**Task directions:**
In the entries that follow, how many lines hold the string "Marilah"? Give only that number.

**Exercise material:**

····················

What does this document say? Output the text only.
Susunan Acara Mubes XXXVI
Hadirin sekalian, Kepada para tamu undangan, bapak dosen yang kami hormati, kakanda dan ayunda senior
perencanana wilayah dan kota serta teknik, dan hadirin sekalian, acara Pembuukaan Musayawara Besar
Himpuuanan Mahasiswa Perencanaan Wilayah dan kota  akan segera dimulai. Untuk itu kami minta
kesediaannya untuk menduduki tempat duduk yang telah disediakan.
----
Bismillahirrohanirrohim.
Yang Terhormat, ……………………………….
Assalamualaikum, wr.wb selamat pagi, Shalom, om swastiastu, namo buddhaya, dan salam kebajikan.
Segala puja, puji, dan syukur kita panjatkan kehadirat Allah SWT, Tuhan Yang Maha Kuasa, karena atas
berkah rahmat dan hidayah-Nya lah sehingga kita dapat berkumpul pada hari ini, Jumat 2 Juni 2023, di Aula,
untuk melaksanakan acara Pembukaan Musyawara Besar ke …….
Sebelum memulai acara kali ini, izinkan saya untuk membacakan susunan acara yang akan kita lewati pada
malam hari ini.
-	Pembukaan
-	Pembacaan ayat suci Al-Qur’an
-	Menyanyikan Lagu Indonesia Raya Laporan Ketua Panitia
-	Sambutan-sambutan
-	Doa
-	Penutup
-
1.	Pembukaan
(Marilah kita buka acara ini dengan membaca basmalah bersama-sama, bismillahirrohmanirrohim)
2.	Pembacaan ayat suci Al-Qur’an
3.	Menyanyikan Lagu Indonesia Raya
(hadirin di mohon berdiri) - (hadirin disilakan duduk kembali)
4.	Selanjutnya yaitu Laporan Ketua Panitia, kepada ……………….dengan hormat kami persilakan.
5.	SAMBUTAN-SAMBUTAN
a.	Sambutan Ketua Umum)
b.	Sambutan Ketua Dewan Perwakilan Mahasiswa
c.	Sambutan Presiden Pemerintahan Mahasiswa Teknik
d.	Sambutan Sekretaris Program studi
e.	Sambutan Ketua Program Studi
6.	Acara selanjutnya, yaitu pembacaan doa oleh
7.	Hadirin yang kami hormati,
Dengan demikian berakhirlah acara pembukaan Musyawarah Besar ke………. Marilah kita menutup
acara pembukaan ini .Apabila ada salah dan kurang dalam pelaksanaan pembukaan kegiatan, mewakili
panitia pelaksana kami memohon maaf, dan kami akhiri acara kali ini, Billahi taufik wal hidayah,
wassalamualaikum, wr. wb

····················

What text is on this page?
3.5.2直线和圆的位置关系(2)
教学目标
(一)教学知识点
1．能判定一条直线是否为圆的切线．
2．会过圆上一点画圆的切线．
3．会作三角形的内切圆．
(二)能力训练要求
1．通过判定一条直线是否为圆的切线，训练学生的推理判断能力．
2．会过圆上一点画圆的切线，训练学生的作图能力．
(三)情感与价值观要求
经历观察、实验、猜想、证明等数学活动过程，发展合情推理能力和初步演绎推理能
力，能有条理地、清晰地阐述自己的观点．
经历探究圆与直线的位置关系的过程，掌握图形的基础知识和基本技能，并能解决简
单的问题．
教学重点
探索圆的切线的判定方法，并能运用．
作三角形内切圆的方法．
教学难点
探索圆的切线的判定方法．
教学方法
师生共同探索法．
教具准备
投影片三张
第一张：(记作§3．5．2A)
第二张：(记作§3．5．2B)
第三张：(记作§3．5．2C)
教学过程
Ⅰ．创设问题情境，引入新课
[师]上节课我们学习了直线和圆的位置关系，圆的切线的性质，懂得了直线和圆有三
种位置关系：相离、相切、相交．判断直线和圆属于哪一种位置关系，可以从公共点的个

····················

**Answer to this problem:**
2